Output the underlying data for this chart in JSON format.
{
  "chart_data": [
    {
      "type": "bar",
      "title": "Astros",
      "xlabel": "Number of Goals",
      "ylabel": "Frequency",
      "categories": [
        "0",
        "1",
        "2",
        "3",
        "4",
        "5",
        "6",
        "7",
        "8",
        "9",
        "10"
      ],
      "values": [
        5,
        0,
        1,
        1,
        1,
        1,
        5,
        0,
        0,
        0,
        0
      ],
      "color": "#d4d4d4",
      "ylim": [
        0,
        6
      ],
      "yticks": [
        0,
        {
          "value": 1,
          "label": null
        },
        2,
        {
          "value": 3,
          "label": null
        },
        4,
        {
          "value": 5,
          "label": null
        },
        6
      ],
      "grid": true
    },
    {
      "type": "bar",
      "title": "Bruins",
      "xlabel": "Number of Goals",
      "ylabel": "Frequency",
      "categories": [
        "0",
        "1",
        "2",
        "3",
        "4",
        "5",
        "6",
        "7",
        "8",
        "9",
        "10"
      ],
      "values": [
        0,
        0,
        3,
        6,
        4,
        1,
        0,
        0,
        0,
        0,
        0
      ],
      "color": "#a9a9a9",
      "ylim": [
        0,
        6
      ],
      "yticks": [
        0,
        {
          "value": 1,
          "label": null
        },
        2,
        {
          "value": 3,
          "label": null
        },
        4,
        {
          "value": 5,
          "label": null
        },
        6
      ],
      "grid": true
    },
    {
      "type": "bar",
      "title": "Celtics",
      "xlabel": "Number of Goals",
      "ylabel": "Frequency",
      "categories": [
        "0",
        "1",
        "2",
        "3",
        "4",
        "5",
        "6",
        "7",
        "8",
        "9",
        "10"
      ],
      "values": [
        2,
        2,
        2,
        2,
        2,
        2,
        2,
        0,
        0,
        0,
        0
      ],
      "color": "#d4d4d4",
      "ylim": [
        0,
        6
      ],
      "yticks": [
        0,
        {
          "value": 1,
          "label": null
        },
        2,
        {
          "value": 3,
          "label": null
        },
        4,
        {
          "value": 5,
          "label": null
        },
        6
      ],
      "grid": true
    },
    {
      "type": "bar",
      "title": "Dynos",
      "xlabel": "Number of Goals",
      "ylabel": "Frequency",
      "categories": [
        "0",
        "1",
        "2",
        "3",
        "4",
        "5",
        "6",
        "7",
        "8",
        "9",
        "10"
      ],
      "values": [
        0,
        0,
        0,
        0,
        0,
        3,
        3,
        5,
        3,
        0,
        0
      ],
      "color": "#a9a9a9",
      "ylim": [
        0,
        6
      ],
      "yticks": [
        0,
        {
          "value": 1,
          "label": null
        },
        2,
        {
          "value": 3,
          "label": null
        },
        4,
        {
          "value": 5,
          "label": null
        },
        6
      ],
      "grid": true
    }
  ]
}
+--
What the task requires =>
Return each line of the listing that holds the string "title".

Exercise solution =>
      "title": "Astros",
      "title": "Bruins",
      "title": "Celtics",
      "title": "Dynos",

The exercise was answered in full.